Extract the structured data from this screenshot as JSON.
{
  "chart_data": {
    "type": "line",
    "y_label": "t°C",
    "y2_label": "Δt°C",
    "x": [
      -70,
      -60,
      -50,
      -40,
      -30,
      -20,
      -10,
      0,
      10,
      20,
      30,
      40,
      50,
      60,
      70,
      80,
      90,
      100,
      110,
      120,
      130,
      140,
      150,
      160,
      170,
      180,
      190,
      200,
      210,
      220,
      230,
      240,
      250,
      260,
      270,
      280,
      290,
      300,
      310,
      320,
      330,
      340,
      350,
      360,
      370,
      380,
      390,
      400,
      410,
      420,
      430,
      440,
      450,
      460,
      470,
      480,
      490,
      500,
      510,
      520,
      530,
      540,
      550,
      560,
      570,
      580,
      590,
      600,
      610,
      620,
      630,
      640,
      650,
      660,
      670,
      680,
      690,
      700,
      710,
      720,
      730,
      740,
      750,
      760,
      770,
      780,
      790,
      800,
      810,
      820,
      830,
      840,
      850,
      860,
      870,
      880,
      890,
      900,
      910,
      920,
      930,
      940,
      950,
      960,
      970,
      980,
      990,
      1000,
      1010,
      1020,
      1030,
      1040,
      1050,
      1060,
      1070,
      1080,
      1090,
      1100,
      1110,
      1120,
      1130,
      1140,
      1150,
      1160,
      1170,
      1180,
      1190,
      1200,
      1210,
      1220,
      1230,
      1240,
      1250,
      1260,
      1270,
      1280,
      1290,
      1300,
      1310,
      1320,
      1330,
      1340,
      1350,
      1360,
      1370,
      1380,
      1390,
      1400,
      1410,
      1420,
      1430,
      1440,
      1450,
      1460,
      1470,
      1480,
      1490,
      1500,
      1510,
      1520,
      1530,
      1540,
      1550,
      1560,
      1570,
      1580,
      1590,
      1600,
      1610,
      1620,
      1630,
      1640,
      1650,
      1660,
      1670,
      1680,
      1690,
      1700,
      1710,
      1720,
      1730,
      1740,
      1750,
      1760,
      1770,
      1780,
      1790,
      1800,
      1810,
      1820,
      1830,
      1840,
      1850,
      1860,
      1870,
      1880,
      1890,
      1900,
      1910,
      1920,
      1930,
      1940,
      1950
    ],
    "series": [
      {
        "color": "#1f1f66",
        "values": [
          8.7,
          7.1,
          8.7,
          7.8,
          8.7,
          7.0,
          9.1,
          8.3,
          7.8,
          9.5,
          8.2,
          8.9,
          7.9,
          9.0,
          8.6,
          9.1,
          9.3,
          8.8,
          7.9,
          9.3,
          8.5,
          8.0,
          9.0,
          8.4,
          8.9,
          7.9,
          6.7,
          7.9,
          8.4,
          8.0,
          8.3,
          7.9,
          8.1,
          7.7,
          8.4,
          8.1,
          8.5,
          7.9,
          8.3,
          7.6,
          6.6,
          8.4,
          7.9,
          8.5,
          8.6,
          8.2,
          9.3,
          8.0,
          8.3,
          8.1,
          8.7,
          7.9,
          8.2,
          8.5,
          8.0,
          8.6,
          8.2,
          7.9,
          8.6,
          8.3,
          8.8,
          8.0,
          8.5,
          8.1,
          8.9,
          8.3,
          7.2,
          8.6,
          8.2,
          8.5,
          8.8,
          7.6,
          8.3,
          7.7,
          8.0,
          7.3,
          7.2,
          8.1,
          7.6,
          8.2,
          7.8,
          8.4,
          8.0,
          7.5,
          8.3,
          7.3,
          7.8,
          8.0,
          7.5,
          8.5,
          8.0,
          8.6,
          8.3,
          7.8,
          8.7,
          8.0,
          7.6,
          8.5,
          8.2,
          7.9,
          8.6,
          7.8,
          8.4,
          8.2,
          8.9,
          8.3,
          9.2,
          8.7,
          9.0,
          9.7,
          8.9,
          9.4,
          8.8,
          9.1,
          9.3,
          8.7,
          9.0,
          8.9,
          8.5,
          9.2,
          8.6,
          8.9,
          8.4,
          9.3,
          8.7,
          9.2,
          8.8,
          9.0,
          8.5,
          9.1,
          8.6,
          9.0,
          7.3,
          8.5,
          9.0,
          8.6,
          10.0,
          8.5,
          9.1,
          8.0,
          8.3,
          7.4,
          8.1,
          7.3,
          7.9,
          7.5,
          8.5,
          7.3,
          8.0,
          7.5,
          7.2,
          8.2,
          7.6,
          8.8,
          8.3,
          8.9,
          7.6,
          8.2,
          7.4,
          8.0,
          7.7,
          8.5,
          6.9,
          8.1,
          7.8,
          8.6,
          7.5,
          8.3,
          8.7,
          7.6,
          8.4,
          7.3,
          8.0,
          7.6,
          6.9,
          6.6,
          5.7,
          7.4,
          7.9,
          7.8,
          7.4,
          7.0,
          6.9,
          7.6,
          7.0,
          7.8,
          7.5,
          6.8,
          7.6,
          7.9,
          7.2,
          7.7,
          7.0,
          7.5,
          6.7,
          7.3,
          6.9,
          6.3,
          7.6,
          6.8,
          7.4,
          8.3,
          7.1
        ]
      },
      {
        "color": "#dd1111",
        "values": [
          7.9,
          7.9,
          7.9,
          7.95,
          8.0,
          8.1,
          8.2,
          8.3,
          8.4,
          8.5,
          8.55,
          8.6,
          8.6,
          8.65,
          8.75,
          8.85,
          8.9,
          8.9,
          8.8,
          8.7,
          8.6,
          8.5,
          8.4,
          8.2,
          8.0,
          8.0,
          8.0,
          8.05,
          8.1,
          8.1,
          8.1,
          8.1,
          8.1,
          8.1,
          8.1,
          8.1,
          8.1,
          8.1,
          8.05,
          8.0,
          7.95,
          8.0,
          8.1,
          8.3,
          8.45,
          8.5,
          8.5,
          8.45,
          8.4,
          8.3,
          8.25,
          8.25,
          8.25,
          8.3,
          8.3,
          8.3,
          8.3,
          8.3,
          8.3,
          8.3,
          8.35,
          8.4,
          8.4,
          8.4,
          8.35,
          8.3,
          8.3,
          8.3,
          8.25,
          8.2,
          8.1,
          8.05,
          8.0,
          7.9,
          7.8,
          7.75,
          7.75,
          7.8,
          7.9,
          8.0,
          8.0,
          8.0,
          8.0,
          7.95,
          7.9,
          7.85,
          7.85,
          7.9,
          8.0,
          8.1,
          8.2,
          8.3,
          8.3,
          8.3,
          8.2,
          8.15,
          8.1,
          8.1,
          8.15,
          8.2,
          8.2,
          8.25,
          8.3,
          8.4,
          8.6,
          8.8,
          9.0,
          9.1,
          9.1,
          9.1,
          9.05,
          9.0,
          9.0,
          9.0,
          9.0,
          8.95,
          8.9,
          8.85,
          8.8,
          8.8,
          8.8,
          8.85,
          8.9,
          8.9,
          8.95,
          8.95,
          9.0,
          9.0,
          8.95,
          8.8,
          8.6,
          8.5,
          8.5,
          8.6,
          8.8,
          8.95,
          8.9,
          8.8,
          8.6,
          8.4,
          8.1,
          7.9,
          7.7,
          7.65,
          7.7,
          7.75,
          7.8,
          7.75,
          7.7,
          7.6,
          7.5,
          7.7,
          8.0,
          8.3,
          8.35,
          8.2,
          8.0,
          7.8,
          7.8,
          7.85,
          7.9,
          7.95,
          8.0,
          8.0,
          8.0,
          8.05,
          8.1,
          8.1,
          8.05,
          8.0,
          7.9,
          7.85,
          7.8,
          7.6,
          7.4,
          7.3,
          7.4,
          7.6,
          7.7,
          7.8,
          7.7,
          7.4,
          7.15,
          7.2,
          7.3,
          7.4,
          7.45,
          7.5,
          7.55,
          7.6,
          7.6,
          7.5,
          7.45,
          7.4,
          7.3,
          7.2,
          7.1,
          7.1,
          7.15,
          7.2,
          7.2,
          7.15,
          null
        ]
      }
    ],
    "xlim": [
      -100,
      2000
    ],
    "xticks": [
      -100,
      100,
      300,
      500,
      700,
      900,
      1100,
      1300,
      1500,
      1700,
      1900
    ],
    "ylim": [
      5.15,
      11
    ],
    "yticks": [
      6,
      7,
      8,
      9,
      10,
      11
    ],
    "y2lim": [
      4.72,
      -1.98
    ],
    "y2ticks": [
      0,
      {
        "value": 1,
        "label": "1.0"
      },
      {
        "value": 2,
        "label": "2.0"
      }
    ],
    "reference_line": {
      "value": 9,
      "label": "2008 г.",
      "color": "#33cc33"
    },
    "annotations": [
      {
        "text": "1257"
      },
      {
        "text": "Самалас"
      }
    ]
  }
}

### Goal of the exercise
Report every line containing the word "color" from the listing above.

### Complete output
        "color": "#1f1f66",
        "color": "#dd1111",
      "color": "#33cc33"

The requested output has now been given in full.